##### Extract provided

Message-ID: <42114279.5070202@sgi.com>
Date: Mon, 14 Feb 2005 18:29:45 -0600
From: Ray Bryant <raybry@sgi.com>
User-Agent: Mozilla/5.0 (X11; U; Linux i686; en-US; rv:1.7.2) Gecko/20040805 Netscape/7.2
MIME-Version: 1.0
To: Andi Kleen <ak@muc.de>
CC: Ray Bryant <raybry@austin.rr.com>, linux-mm <linux-mm@kvack.org>,
       linux-kernel <linux-kernel@vger.kernel.org>
Subject: Re: [RFC 2.6.11-rc2-mm2 0/7] mm: manual page migration -- overview
References: <20050212032535.18524.12046.26397@tomahawk.engr.sgi.com> <m1vf8yf2nu.fsf@muc.de>
In-Reply-To: <m1vf8yf2nu.fsf@muc.de>
Content-Type: text/plain; charset=us-ascii; format=flowed
Content-Transfer-Encoding: 7bit
Sender: linux-kernel-owner@vger.kernel.org
Content-Length: 8100
Lines: 166

Andi Kleen wrote:
> Ray Bryant <raybry@sgi.com> writes:
> 
>>set of pages associated with a particular process need to be moved.
>>The kernel interface that we are proposing is the following:
>>
>>page_migrate(pid, va_start, va_end, count, old_nodes, new_nodes);
> 
> 
> [Only commenting on the interface, haven't read your patches at all]
> 
> This is basically mbind() with MPOL_F_STRICT, except that it has a pid 
> argument. I assume that's for the benefit of your batch scheduler.
> 
> But it's not clear to me how and why the batch scheduler should know about
> virtual addresses of different processes anyways. Walking
> /proc/pid/maps? That's all inherently racy when the process is doing
> mmap in parallel. The only way I can think of to do this would be to
> check for changes in maps after a full move and loop, but then you risk
> livelock.
> 
> And you cannot also just specify va_start=0, va_end=~0UL because that
> would make the node arrays grow infinitely.
> 
> Also is there a good use case why the batch scheduler should only
> move individual areas in a process around, not the full process?
> 

The batch scheduler interface will be to move entire jobs (groups of
processes) around from one set of nodes to another.  But that interface
doesn't work at the kernel level.  The problem is that one just can't
ask the kernel to move the entire address space of a process for a number
of reasons:

(1)  You really don't want to migrate the code pages of shared libraries
      that are mapped into the process address space.  This causes a
      useless shuffling of pages which really doesn't help system
      performance.  On the other hand, if a shared library is some
      private thing that is only used by the processes being migrated,
      then you should move that.

(2)  You really only want to migrate pages once.  If a file is mapped
      into several of the pid's that are being migrated, then you want
      to figure this out and issue one call to have it moved wrt one of
      the pid's.

##########

### Exercises
A: Return the part of the page migration message starting at "The batch scheduler interface" and ending at "should move that.", copied word for word.
B: Answer these questions from the page migration message:
(i) Andi Kleen says the proposed interface is basically mbind() with which flag, apart from the pid argument?
(ii) What will the batch scheduler interface move from one set of nodes to another?
(iii) According to point (1), which pages do you really not want to migrate?

##### Listed records

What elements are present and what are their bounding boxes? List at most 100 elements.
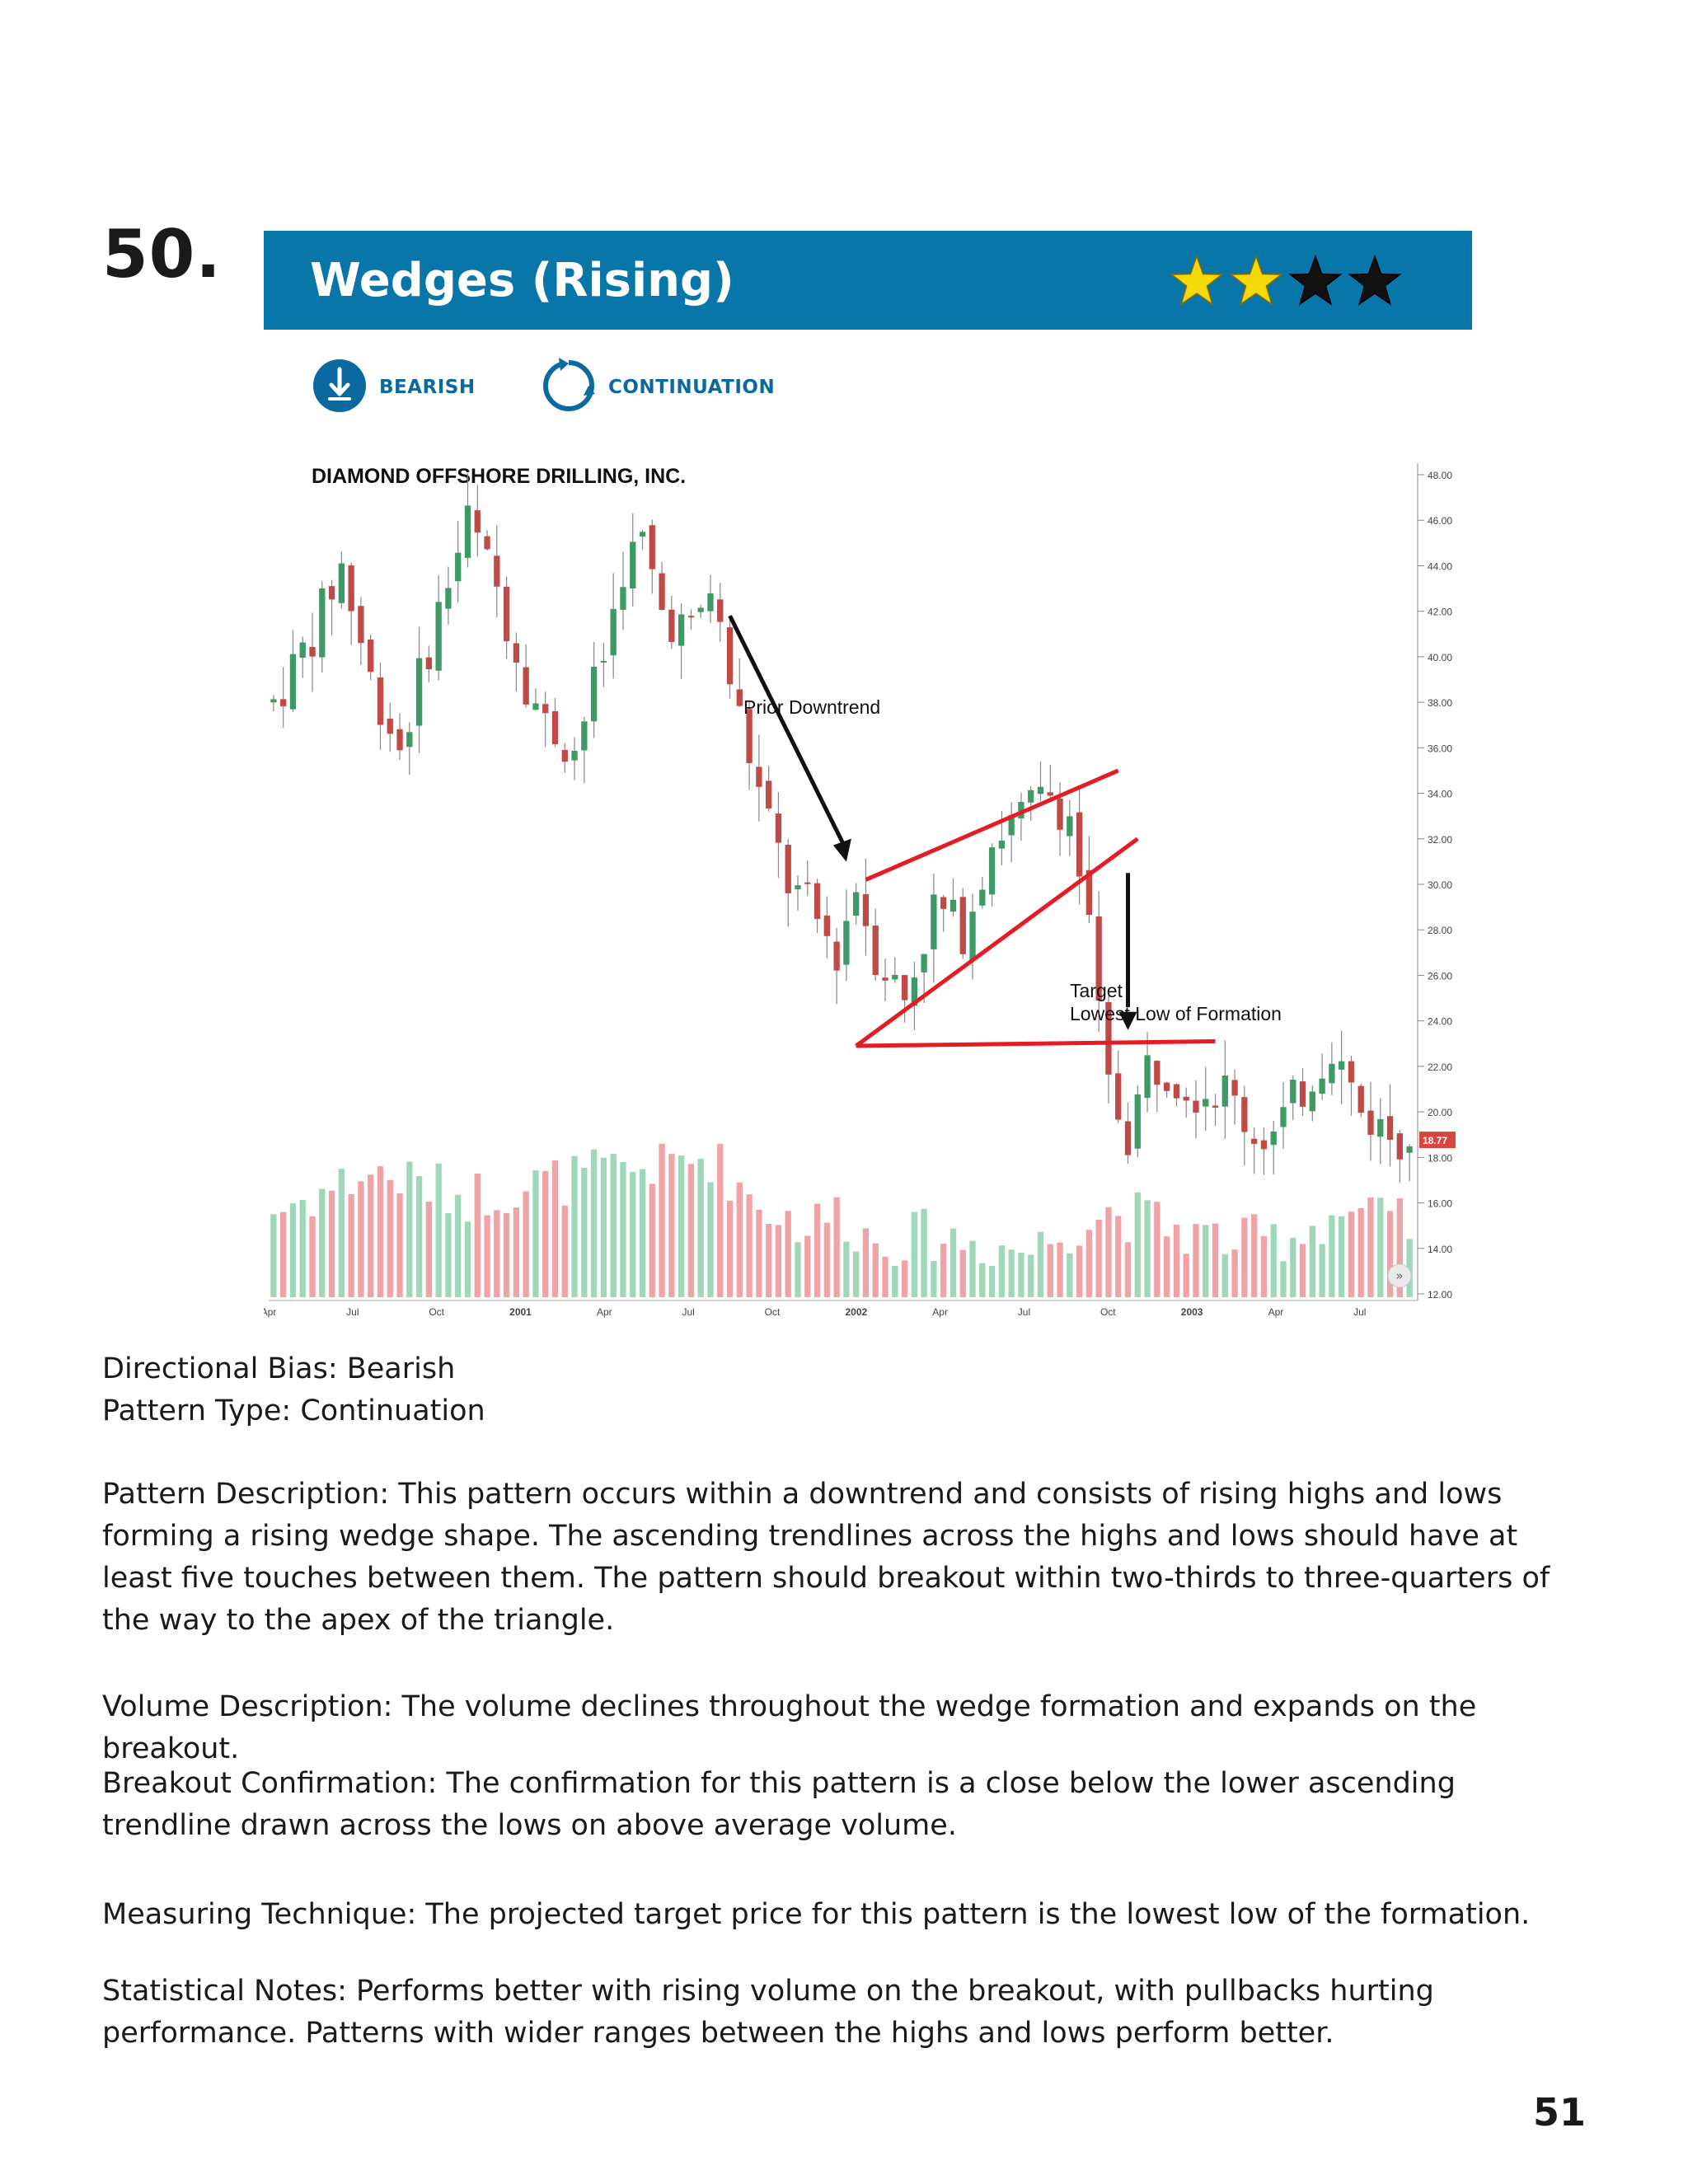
volume-bar <box>455 1194 462 1297</box>
volume-bar <box>921 1208 927 1297</box>
candle-down <box>717 599 724 622</box>
y-tick-label: 40.00 <box>1428 652 1452 663</box>
candle-down <box>309 646 316 657</box>
candle-up <box>697 607 704 612</box>
candle-down <box>872 926 879 976</box>
volume-bar <box>746 1194 753 1297</box>
candle-down <box>503 586 510 642</box>
candle-up <box>1134 1094 1141 1149</box>
candle-up <box>969 912 976 961</box>
volume-bar <box>687 1164 695 1297</box>
x-tick-label: Apr <box>932 1306 948 1318</box>
price-chart: DIAMOND OFFSHORE DRILLING, INC. » 48.00 4… <box>264 455 1456 1320</box>
candle-up <box>892 974 898 980</box>
volume-bar <box>503 1212 510 1297</box>
chart-scroll-button[interactable]: » <box>1387 1263 1412 1288</box>
candle-up <box>1067 816 1073 837</box>
candle-up <box>678 614 685 646</box>
candle-down <box>1085 869 1093 916</box>
volume-bar <box>940 1243 947 1297</box>
volume-bar <box>1367 1197 1374 1297</box>
volume-bar <box>901 1260 908 1297</box>
y-tick-label: 34.00 <box>1428 789 1452 800</box>
volume-bar <box>1037 1231 1044 1297</box>
candle-down <box>425 657 433 669</box>
candlestick-chart: DIAMOND OFFSHORE DRILLING, INC. » 48.00 4… <box>264 463 1456 1318</box>
volume-bar <box>988 1266 996 1297</box>
volume-bar <box>795 1242 801 1297</box>
candle-down <box>542 704 549 714</box>
y-tick-label: 30.00 <box>1428 879 1452 891</box>
volume-bar <box>959 1249 966 1297</box>
volume-bar <box>610 1154 617 1297</box>
candle-up <box>590 667 598 722</box>
volume-bar <box>474 1174 481 1297</box>
candle-up <box>415 658 423 726</box>
volume-bar <box>523 1191 529 1297</box>
volume-bar <box>1028 1254 1034 1297</box>
target-label: Target <box>1070 980 1123 1001</box>
volume-bar <box>678 1155 685 1297</box>
volume-bar <box>1339 1216 1345 1297</box>
candle-up <box>639 532 646 537</box>
target-line <box>856 1039 1216 1048</box>
pattern-type: Pattern Type: Continuation <box>102 1394 485 1427</box>
candle-down <box>1357 1085 1364 1113</box>
candle-down <box>348 565 354 612</box>
volume-bar <box>406 1161 413 1297</box>
cycle-arrows-icon <box>541 358 597 417</box>
candle-up <box>979 889 986 906</box>
volume-bar <box>1250 1214 1258 1297</box>
volume-bar <box>833 1197 840 1297</box>
volume-bar <box>425 1202 433 1297</box>
volume-bar <box>338 1169 345 1297</box>
volume-bar <box>1144 1200 1151 1297</box>
candle-down <box>668 609 675 643</box>
candle-down <box>756 766 762 787</box>
candle-down <box>1241 1097 1248 1132</box>
x-tick-label: 2001 <box>509 1306 532 1318</box>
volume-bar <box>620 1161 626 1297</box>
volume-bar <box>319 1188 326 1297</box>
candle-down <box>659 573 665 610</box>
volume-bar <box>756 1209 762 1297</box>
volume-bar <box>1018 1252 1025 1297</box>
candle-down <box>551 710 559 745</box>
candle-up <box>571 751 578 761</box>
y-tick-label: 48.00 <box>1428 470 1452 481</box>
volume-bar <box>979 1263 986 1297</box>
star-rating <box>1167 254 1406 308</box>
candle-down <box>804 882 811 884</box>
volume-bar <box>649 1183 655 1297</box>
bias-label: BEARISH <box>379 377 476 398</box>
volume-bar <box>814 1203 821 1297</box>
y-tick-label: 16.00 <box>1428 1198 1452 1210</box>
volume-description: Volume Description: The volume declines … <box>102 1690 1477 1765</box>
y-tick-label: 46.00 <box>1428 515 1452 527</box>
candle-down <box>1299 1081 1306 1107</box>
candle-down <box>368 639 374 673</box>
candle-up <box>921 954 927 972</box>
volume-bar <box>1115 1216 1122 1297</box>
lower-trendline <box>855 837 1139 1048</box>
candle-down <box>1348 1061 1355 1083</box>
volume-bar <box>377 1166 384 1297</box>
candle-up <box>795 885 801 890</box>
candle-down <box>513 643 520 663</box>
candle-down <box>377 677 384 725</box>
last-price-label: 18.77 <box>1423 1135 1447 1146</box>
volume-bar <box>299 1200 306 1297</box>
volume-bar <box>1203 1225 1209 1297</box>
volume-bar <box>581 1167 588 1297</box>
volume-bar <box>1057 1242 1063 1297</box>
type-label: CONTINUATION <box>608 377 776 398</box>
volume-bar <box>1386 1211 1394 1297</box>
candle-down <box>959 897 966 954</box>
candle-up <box>988 847 996 895</box>
candle-down <box>387 719 393 734</box>
volume-bar <box>1329 1215 1335 1297</box>
volume-bar <box>862 1228 870 1297</box>
candle-down <box>1154 1061 1160 1085</box>
candle-down <box>785 845 791 893</box>
volume-bar <box>551 1160 559 1297</box>
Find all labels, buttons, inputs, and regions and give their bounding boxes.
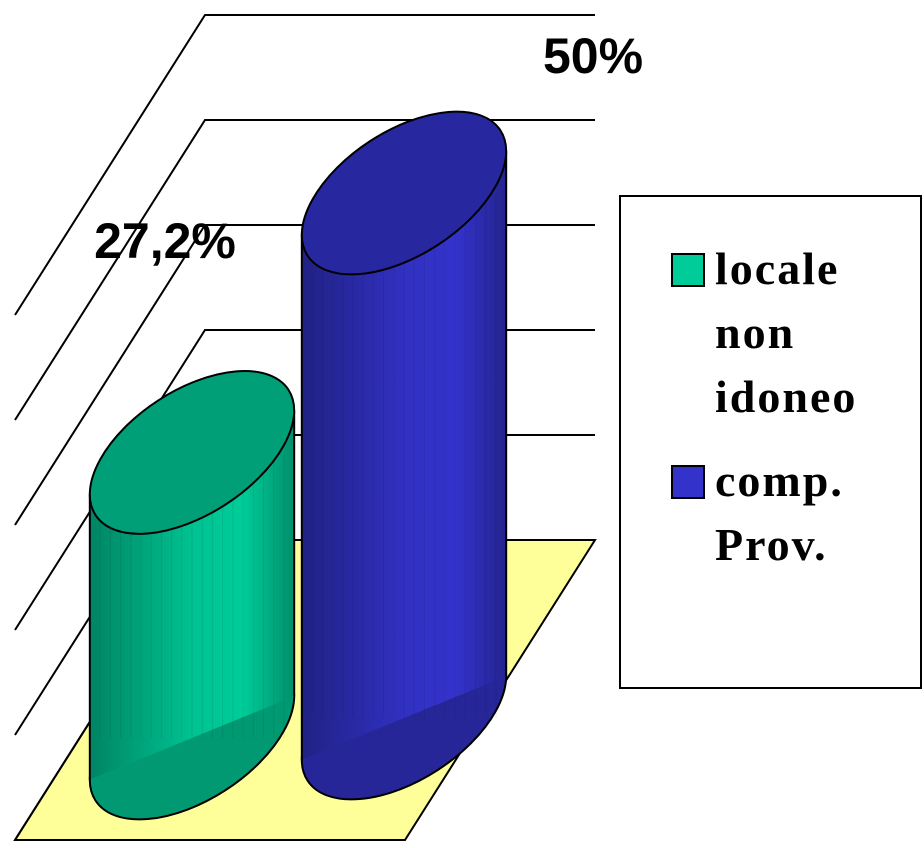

##########

### Answers provided
A:
The batch scheduler interface will be to move entire jobs (groups of
processes) around from one set of nodes to another.  But that interface
doesn't work at the kernel level.  The problem is that one just can't
ask the kernel to move the entire address space of a process for a number
of reasons:

(1)  You really don't want to migrate the code pages of shared libraries
      that are mapped into the process address space.  This causes a
      useless shuffling of pages which really doesn't help system
      performance.  On the other hand, if a shared library is some
      private thing that is only used by the processes being migrated,
      then you should move that.

B:
(i) MPOL_F_STRICT
(ii) Entire jobs, meaning groups of processes
(iii) The code pages of shared libraries that are mapped into the process address space